§ **Source records**

◆ ◆ ◆ ◆

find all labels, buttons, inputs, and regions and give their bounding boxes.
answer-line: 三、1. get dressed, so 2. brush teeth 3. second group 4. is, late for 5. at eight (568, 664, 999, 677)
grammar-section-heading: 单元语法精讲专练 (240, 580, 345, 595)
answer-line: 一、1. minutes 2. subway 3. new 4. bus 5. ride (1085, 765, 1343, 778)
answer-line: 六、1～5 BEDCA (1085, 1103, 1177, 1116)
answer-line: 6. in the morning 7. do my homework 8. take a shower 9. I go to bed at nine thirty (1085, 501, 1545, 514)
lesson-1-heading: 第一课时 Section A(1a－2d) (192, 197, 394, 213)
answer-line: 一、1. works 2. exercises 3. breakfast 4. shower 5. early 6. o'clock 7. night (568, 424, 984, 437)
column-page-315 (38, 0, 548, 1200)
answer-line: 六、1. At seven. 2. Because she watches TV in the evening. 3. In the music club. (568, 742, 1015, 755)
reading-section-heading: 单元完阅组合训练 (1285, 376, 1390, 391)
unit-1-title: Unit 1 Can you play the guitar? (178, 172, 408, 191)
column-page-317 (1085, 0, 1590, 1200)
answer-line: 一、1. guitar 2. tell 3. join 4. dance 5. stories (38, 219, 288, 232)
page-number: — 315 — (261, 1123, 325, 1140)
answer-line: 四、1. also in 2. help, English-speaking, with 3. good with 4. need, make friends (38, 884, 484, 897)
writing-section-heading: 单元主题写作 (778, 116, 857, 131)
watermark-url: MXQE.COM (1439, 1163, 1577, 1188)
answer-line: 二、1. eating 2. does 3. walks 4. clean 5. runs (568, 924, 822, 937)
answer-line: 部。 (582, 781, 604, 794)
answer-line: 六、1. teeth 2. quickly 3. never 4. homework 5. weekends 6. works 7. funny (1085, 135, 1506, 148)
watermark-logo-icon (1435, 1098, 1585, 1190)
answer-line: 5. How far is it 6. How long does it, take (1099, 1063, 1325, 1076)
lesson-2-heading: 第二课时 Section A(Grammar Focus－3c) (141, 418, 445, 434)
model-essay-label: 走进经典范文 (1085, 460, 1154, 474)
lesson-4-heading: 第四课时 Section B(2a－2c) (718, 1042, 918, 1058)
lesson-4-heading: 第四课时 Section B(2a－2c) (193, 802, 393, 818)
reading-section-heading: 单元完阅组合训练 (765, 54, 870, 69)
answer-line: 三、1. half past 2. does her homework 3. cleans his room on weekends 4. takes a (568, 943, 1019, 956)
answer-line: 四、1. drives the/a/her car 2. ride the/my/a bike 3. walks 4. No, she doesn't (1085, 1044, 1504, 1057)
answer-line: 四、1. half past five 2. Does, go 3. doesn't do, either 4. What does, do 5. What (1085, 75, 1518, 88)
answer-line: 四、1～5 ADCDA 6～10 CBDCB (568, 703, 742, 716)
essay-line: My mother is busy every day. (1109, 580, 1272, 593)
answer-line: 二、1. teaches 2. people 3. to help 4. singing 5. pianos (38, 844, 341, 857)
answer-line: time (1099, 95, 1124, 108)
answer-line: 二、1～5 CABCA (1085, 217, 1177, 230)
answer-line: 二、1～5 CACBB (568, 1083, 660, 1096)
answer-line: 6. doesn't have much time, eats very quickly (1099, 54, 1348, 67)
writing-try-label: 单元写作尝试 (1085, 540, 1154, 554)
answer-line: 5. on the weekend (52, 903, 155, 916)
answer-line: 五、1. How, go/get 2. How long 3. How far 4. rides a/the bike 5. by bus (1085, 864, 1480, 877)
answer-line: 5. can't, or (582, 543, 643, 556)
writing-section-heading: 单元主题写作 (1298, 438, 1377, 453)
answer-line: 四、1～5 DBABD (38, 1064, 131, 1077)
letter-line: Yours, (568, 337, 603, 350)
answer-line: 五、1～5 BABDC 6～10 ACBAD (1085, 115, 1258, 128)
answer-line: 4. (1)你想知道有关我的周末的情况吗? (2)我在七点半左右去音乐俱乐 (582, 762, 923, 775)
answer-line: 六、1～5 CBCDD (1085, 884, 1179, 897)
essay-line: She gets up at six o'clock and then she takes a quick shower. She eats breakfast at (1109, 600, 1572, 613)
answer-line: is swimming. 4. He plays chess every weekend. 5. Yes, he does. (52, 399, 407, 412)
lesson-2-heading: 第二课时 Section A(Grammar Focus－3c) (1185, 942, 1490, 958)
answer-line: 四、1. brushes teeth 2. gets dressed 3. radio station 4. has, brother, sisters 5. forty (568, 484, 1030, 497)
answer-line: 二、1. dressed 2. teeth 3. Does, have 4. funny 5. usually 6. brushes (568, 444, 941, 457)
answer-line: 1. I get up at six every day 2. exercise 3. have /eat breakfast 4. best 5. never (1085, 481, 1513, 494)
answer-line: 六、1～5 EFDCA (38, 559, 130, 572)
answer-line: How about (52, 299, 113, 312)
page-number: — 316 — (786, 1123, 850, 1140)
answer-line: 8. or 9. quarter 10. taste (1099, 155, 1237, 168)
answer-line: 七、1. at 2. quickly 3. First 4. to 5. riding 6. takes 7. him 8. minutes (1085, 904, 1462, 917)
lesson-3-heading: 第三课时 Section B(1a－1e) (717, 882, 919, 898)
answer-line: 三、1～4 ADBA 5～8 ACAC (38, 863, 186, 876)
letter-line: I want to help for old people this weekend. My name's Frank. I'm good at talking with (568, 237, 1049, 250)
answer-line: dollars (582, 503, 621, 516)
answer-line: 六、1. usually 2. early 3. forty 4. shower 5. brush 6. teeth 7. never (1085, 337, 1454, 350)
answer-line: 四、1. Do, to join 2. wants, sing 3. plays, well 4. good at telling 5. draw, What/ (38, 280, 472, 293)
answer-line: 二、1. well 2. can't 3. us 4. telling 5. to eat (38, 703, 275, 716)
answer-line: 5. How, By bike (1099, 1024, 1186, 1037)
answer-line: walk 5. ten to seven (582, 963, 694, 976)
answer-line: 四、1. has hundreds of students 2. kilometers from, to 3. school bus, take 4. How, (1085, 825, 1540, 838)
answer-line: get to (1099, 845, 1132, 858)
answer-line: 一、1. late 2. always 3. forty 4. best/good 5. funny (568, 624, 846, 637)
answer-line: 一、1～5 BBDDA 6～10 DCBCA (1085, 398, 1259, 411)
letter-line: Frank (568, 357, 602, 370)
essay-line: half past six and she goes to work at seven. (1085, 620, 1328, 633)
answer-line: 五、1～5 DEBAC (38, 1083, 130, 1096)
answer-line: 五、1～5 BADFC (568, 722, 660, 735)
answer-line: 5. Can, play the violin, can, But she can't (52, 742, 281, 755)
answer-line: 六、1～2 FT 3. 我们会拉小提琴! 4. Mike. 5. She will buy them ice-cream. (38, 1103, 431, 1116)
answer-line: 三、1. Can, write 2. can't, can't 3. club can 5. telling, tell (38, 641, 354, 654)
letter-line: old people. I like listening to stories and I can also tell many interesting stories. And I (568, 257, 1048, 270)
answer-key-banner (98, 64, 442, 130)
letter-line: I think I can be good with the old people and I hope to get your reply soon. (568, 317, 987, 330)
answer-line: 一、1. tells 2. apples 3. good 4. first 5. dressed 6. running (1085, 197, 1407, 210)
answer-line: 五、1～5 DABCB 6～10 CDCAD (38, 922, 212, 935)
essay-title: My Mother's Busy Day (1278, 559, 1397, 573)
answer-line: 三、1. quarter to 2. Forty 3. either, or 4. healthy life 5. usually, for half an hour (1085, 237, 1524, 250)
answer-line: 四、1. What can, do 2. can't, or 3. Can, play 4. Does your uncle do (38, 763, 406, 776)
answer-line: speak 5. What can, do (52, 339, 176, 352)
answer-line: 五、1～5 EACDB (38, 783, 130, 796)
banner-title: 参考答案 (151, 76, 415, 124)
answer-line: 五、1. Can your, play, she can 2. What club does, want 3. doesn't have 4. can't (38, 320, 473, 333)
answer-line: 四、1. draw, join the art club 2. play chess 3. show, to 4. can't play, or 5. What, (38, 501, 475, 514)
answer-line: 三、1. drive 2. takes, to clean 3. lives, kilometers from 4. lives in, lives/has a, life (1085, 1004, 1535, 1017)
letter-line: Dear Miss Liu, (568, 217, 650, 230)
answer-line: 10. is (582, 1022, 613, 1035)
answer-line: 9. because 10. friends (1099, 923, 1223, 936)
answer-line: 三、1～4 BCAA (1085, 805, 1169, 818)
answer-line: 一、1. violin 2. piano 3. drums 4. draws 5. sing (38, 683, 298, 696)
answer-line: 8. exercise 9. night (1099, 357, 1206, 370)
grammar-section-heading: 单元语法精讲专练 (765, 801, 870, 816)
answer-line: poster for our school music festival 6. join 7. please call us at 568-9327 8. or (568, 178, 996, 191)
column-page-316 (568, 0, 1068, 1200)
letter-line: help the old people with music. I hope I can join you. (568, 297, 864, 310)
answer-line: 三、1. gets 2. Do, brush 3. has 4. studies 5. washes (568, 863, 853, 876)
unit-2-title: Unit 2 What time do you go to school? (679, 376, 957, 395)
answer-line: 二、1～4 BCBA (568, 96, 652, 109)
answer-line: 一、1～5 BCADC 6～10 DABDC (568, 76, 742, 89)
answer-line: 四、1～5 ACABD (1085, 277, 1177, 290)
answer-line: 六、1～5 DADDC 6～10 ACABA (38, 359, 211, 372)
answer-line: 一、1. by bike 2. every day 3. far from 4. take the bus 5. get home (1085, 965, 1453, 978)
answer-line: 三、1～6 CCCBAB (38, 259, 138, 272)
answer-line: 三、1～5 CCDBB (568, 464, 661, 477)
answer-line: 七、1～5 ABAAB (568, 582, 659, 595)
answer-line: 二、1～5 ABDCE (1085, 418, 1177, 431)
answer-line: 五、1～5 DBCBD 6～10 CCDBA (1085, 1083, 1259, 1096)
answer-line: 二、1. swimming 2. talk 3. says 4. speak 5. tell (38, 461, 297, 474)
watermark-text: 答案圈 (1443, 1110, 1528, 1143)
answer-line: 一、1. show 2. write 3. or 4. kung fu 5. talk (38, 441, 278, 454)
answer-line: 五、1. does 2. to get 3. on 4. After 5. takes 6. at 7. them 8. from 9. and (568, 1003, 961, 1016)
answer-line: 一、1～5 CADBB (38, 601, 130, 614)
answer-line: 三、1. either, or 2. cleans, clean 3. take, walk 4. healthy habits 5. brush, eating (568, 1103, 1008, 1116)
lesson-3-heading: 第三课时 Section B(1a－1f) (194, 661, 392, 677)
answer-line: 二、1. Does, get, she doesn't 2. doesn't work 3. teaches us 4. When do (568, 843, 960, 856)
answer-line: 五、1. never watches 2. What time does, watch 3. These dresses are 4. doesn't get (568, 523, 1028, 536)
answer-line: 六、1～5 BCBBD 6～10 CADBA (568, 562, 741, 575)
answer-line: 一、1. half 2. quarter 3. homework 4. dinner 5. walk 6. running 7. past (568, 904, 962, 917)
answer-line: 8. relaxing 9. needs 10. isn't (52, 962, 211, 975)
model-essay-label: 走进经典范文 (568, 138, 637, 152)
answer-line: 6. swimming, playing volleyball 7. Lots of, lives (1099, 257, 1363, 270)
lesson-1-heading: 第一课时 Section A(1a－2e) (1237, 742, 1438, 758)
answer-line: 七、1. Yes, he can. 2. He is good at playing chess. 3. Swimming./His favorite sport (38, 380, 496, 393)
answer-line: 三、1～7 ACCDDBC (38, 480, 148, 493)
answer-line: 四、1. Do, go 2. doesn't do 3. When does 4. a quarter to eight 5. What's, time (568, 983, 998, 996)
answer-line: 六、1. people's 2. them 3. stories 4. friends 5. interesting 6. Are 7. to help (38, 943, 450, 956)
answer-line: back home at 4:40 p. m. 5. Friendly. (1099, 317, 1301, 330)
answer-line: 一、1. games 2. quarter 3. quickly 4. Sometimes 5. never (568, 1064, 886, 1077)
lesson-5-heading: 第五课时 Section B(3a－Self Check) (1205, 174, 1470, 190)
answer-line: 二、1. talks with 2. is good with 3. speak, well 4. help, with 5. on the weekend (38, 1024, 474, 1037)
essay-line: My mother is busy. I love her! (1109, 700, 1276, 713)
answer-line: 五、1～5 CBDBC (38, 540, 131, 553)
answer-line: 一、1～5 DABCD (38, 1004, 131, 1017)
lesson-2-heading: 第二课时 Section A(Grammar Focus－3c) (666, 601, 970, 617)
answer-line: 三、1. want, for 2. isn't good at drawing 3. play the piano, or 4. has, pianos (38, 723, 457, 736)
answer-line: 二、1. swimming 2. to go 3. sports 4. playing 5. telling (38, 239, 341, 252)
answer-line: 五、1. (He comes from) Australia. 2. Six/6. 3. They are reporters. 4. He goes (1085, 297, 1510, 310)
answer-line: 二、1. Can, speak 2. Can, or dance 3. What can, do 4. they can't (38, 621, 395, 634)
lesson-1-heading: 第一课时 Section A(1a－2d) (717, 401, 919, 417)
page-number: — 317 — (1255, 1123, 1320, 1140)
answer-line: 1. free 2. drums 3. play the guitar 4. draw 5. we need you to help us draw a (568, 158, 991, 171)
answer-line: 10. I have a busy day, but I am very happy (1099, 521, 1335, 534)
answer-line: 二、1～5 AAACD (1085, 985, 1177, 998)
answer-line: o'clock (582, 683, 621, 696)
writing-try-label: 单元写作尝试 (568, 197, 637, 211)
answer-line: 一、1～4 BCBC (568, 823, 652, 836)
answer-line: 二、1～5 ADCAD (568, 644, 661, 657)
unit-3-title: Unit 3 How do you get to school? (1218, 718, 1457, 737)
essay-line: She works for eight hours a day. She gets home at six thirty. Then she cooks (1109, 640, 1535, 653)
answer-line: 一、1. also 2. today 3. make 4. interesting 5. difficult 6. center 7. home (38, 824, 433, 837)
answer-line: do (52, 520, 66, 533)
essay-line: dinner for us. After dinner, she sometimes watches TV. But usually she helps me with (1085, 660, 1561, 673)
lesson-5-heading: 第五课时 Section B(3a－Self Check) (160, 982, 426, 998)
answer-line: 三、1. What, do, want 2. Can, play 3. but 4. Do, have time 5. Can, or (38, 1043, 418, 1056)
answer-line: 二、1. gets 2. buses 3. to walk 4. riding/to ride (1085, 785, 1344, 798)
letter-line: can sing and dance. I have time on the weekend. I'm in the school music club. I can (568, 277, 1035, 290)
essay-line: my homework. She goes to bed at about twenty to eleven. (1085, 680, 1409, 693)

◆ ◆ ◆ ◆

§ **Task requirements**
Change "answer-line" to "key-line" throughout everything from the start of the items down to the line containing "reading-section-heading: 单元完阅组合训练 (1285, 376, 1390, 391)", and leave all else unchanged. Give only those lines.

§ **Response to this task**
find all labels, buttons, inputs, and regions and give their bounding boxes.
key-line: 三、1. get dressed, so 2. brush teeth 3. second group 4. is, late for 5. at eight (568, 664, 999, 677)
grammar-section-heading: 单元语法精讲专练 (240, 580, 345, 595)
key-line: 一、1. minutes 2. subway 3. new 4. bus 5. ride (1085, 765, 1343, 778)
key-line: 六、1～5 BEDCA (1085, 1103, 1177, 1116)
key-line: 6. in the morning 7. do my homework 8. take a shower 9. I go to bed at nine thirty (1085, 501, 1545, 514)
lesson-1-heading: 第一课时 Section A(1a－2d) (192, 197, 394, 213)
key-line: 一、1. works 2. exercises 3. breakfast 4. shower 5. early 6. o'clock 7. night (568, 424, 984, 437)
column-page-315 (38, 0, 548, 1200)
key-line: 六、1. At seven. 2. Because she watches TV in the evening. 3. In the music club. (568, 742, 1015, 755)
reading-section-heading: 单元完阅组合训练 (1285, 376, 1390, 391)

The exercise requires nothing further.